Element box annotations
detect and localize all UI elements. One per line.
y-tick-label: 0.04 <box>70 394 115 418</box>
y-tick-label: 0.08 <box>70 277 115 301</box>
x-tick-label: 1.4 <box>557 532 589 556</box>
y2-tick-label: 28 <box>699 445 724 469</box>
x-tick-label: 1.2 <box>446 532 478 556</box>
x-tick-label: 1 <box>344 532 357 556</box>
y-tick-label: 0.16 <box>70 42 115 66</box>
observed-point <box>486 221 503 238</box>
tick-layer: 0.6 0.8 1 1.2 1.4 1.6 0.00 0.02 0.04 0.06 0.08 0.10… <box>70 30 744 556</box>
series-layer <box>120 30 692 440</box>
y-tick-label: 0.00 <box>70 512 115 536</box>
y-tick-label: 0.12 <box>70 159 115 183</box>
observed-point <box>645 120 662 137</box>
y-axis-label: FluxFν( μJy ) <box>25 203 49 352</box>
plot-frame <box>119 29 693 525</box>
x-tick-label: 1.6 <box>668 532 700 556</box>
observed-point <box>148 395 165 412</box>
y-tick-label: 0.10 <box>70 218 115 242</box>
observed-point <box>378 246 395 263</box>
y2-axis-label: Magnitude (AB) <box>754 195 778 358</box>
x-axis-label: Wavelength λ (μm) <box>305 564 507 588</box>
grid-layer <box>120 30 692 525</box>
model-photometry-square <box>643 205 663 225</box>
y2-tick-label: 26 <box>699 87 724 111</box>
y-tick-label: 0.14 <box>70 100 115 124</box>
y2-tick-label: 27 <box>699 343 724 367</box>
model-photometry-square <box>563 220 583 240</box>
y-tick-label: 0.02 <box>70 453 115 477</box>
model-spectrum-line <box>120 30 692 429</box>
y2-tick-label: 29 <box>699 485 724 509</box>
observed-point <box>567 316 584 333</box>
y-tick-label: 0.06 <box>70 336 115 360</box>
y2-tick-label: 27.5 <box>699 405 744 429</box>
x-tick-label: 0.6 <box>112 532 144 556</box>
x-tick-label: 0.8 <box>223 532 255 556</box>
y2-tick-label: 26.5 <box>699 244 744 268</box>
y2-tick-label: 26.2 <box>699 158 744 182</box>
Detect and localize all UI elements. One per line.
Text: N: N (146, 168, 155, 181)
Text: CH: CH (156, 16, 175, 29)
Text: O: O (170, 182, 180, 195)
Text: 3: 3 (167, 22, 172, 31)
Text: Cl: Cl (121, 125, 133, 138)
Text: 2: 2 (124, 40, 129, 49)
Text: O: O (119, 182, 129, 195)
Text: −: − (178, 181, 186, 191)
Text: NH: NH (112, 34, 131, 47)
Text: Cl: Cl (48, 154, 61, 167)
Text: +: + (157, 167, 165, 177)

## EXERCISE INSTRUCTIONS
Write out these items again with "localize" swapped for "locate" each time it appears, and leave everything else the same.

## TASK RESPONSE
detect and locate all UI elements. One per line.
y-tick-label: 0.04 <box>70 394 115 418</box>
y-tick-label: 0.08 <box>70 277 115 301</box>
x-tick-label: 1.4 <box>557 532 589 556</box>
y2-tick-label: 28 <box>699 445 724 469</box>
x-tick-label: 1.2 <box>446 532 478 556</box>
x-tick-label: 1 <box>344 532 357 556</box>
y-tick-label: 0.16 <box>70 42 115 66</box>
observed-point <box>486 221 503 238</box>
tick-layer: 0.6 0.8 1 1.2 1.4 1.6 0.00 0.02 0.04 0.06 0.08 0.10… <box>70 30 744 556</box>
series-layer <box>120 30 692 440</box>
y-tick-label: 0.00 <box>70 512 115 536</box>
y-tick-label: 0.12 <box>70 159 115 183</box>
observed-point <box>645 120 662 137</box>
y-axis-label: FluxFν( μJy ) <box>25 203 49 352</box>
plot-frame <box>119 29 693 525</box>
x-tick-label: 1.6 <box>668 532 700 556</box>
observed-point <box>148 395 165 412</box>
y-tick-label: 0.10 <box>70 218 115 242</box>
observed-point <box>378 246 395 263</box>
y2-axis-label: Magnitude (AB) <box>754 195 778 358</box>
x-axis-label: Wavelength λ (μm) <box>305 564 507 588</box>
grid-layer <box>120 30 692 525</box>
model-photometry-square <box>643 205 663 225</box>
y2-tick-label: 26 <box>699 87 724 111</box>
y-tick-label: 0.14 <box>70 100 115 124</box>
y2-tick-label: 27 <box>699 343 724 367</box>
model-photometry-square <box>563 220 583 240</box>
y-tick-label: 0.02 <box>70 453 115 477</box>
model-spectrum-line <box>120 30 692 429</box>
y2-tick-label: 29 <box>699 485 724 509</box>
observed-point <box>567 316 584 333</box>
y-tick-label: 0.06 <box>70 336 115 360</box>
y2-tick-label: 27.5 <box>699 405 744 429</box>
x-tick-label: 0.6 <box>112 532 144 556</box>
x-tick-label: 0.8 <box>223 532 255 556</box>
y2-tick-label: 26.5 <box>699 244 744 268</box>
y2-tick-label: 26.2 <box>699 158 744 182</box>
Detect and locate all UI elements. One per line.
Text: N: N (146, 168, 155, 181)
Text: CH: CH (156, 16, 175, 29)
Text: O: O (170, 182, 180, 195)
Text: 3: 3 (167, 22, 172, 31)
Text: Cl: Cl (121, 125, 133, 138)
Text: 2: 2 (124, 40, 129, 49)
Text: O: O (119, 182, 129, 195)
Text: −: − (178, 181, 186, 191)
Text: NH: NH (112, 34, 131, 47)
Text: Cl: Cl (48, 154, 61, 167)
Text: +: + (157, 167, 165, 177)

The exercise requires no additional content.